[begin WORKING DATA]

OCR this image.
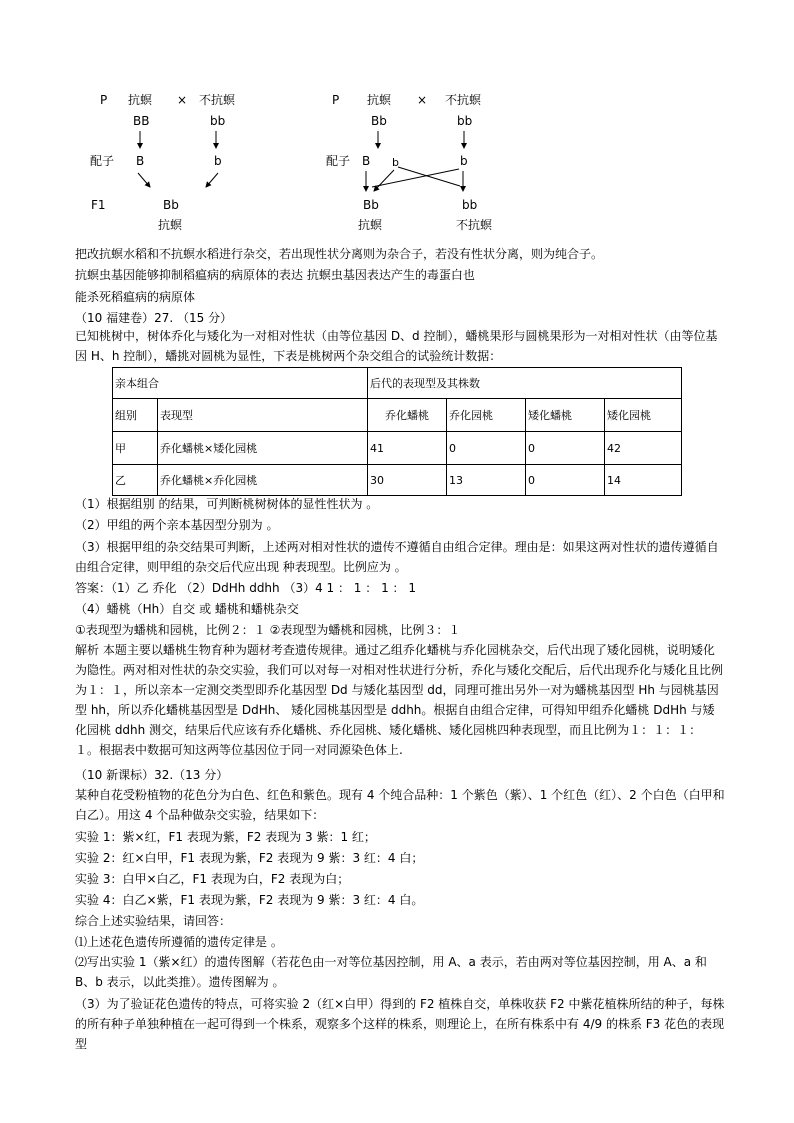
P 抗螟 × 不抗螟
BB	bb
配子 B	b
F1	Bb
抗螟
P 抗螟 × 不抗螟
Bb	bb
配子 B b	b
Bb	bb
抗螟	不抗螟
把改抗螟水稻和不抗螟水稻进行杂交，若出现性状分离则为杂合子，若没有性状分离，则为纯合子。
抗螟虫基因能够抑制稻瘟病的病原体的表达 抗螟虫基因表达产生的毒蛋白也
能杀死稻瘟病的病原体
（10 福建卷）27. （15 分）
已知桃树中，树体乔化与矮化为一对相对性状（由等位基因 D、d 控制），蟠桃果形与圆桃果形为一对相对性状（由等位基因 H、h 控制），蟠挑对圆桃为显性，下表是桃树两个杂交组合的试验统计数据：
亲本组合		后代的表现型及其株数			
组别	表现型	乔化蟠桃	乔化园桃	矮化蟠桃	矮化园桃
甲	乔化蟠桃×矮化园桃	41	0	0	42
乙	乔化蟠桃×乔化园桃	30	13	0	14
（1）根据组别 的结果，可判断桃树树体的显性性状为 。
（2）甲组的两个亲本基因型分别为 。
（3）根据甲组的杂交结果可判断，上述两对相对性状的遗传不遵循自由组合定律。理由是：如果这两对性状的遗传遵循自由组合定律，则甲组的杂交后代应出现 种表现型。比例应为 。
答案：（1）乙 乔化 （2）DdHh ddhh （3）4 1 ： 1 ： 1 ： 1
（4）蟠桃（Hh）自交 或 蟠桃和蟠桃杂交
①表现型为蟠桃和园桃，比例２：１ ②表现型为蟠桃和园桃，比例３：１
解析 本题主要以蟠桃生物育种为题材考查遗传规律。通过乙组乔化蟠桃与乔化园桃杂交，后代出现了矮化园桃，说明矮化为隐性。两对相对性状的杂交实验，我们可以对每一对相对性状进行分析，乔化与矮化交配后，后代出现乔化与矮化且比例为１：１，所以亲本一定测交类型即乔化基因型 Dd 与矮化基因型 dd，同理可推出另外一对为蟠桃基因型 Hh 与园桃基因型 hh，所以乔化蟠桃基因型是 DdHh、 矮化园桃基因型是 ddhh。根据自由组合定律，可得知甲组乔化蟠桃 DdHh 与矮化园桃 ddhh 测交，结果后代应该有乔化蟠桃、乔化园桃、矮化蟠桃、矮化园桃四种表现型，而且比例为１：１：１： １。根据表中数据可知这两等位基因位于同一对同源染色体上.
（10 新课标）32.（13 分）
某种自花受粉植物的花色分为白色、红色和紫色。现有 4 个纯合品种：1 个紫色（紫）、1 个红色（红）、2 个白色（白甲和白乙）。用这 4 个品种做杂交实验，结果如下：
实验 1：紫×红，F1 表现为紫，F2 表现为 3 紫：1 红；
实验 2：红×白甲，F1 表现为紫，F2 表现为 9 紫：3 红：4 白；
实验 3：白甲×白乙，F1 表现为白，F2 表现为白；
实验 4：白乙×紫，F1 表现为紫，F2 表现为 9 紫：3 红：4 白。
综合上述实验结果，请回答：
⑴上述花色遗传所遵循的遗传定律是 。
⑵写出实验 1（紫×红）的遗传图解（若花色由一对等位基因控制，用 A、a 表示，若由两对等位基因控制，用 A、a 和 B、b 表示，以此类推）。遗传图解为 。
（3）为了验证花色遗传的特点，可将实验 2（红×白甲）得到的 F2 植株自交，单株收获 F2 中紫花植株所结的种子，每株的所有种子单独种植在一起可得到一个株系，观察多个这样的株系，则理论上，在所有株系中有 4/9 的株系 F3 花色的表现型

[end WORKING DATA]

→ **CHALLENGE**: Leave out the pictures and repeat everything else in the records exactly.

→ **CORRECT ANSWER**:
OCR this image.
P 抗螟 × 不抗螟
BB	bb
配子 B	b
F1	Bb
抗螟
P 抗螟 × 不抗螟
Bb	bb
配子 B b	b
Bb	bb
抗螟	不抗螟
把改抗螟水稻和不抗螟水稻进行杂交，若出现性状分离则为杂合子，若没有性状分离，则为纯合子。
抗螟虫基因能够抑制稻瘟病的病原体的表达 抗螟虫基因表达产生的毒蛋白也
能杀死稻瘟病的病原体
（10 福建卷）27. （15 分）
已知桃树中，树体乔化与矮化为一对相对性状（由等位基因 D、d 控制），蟠桃果形与圆桃果形为一对相对性状（由等位基因 H、h 控制），蟠挑对圆桃为显性，下表是桃树两个杂交组合的试验统计数据：
亲本组合		后代的表现型及其株数			
组别	表现型	乔化蟠桃	乔化园桃	矮化蟠桃	矮化园桃
甲	乔化蟠桃×矮化园桃	41	0	0	42
乙	乔化蟠桃×乔化园桃	30	13	0	14
（1）根据组别 的结果，可判断桃树树体的显性性状为 。
（2）甲组的两个亲本基因型分别为 。
（3）根据甲组的杂交结果可判断，上述两对相对性状的遗传不遵循自由组合定律。理由是：如果这两对性状的遗传遵循自由组合定律，则甲组的杂交后代应出现 种表现型。比例应为 。
答案：（1）乙 乔化 （2）DdHh ddhh （3）4 1 ： 1 ： 1 ： 1
（4）蟠桃（Hh）自交 或 蟠桃和蟠桃杂交
①表现型为蟠桃和园桃，比例２：１ ②表现型为蟠桃和园桃，比例３：１
解析 本题主要以蟠桃生物育种为题材考查遗传规律。通过乙组乔化蟠桃与乔化园桃杂交，后代出现了矮化园桃，说明矮化为隐性。两对相对性状的杂交实验，我们可以对每一对相对性状进行分析，乔化与矮化交配后，后代出现乔化与矮化且比例为１：１，所以亲本一定测交类型即乔化基因型 Dd 与矮化基因型 dd，同理可推出另外一对为蟠桃基因型 Hh 与园桃基因型 hh，所以乔化蟠桃基因型是 DdHh、 矮化园桃基因型是 ddhh。根据自由组合定律，可得知甲组乔化蟠桃 DdHh 与矮化园桃 ddhh 测交，结果后代应该有乔化蟠桃、乔化园桃、矮化蟠桃、矮化园桃四种表现型，而且比例为１：１：１： １。根据表中数据可知这两等位基因位于同一对同源染色体上.
（10 新课标）32.（13 分）
某种自花受粉植物的花色分为白色、红色和紫色。现有 4 个纯合品种：1 个紫色（紫）、1 个红色（红）、2 个白色（白甲和白乙）。用这 4 个品种做杂交实验，结果如下：
实验 1：紫×红，F1 表现为紫，F2 表现为 3 紫：1 红；
实验 2：红×白甲，F1 表现为紫，F2 表现为 9 紫：3 红：4 白；
实验 3：白甲×白乙，F1 表现为白，F2 表现为白；
实验 4：白乙×紫，F1 表现为紫，F2 表现为 9 紫：3 红：4 白。
综合上述实验结果，请回答：
⑴上述花色遗传所遵循的遗传定律是 。
⑵写出实验 1（紫×红）的遗传图解（若花色由一对等位基因控制，用 A、a 表示，若由两对等位基因控制，用 A、a 和 B、b 表示，以此类推）。遗传图解为 。
（3）为了验证花色遗传的特点，可将实验 2（红×白甲）得到的 F2 植株自交，单株收获 F2 中紫花植株所结的种子，每株的所有种子单独种植在一起可得到一个株系，观察多个这样的株系，则理论上，在所有株系中有 4/9 的株系 F3 花色的表现型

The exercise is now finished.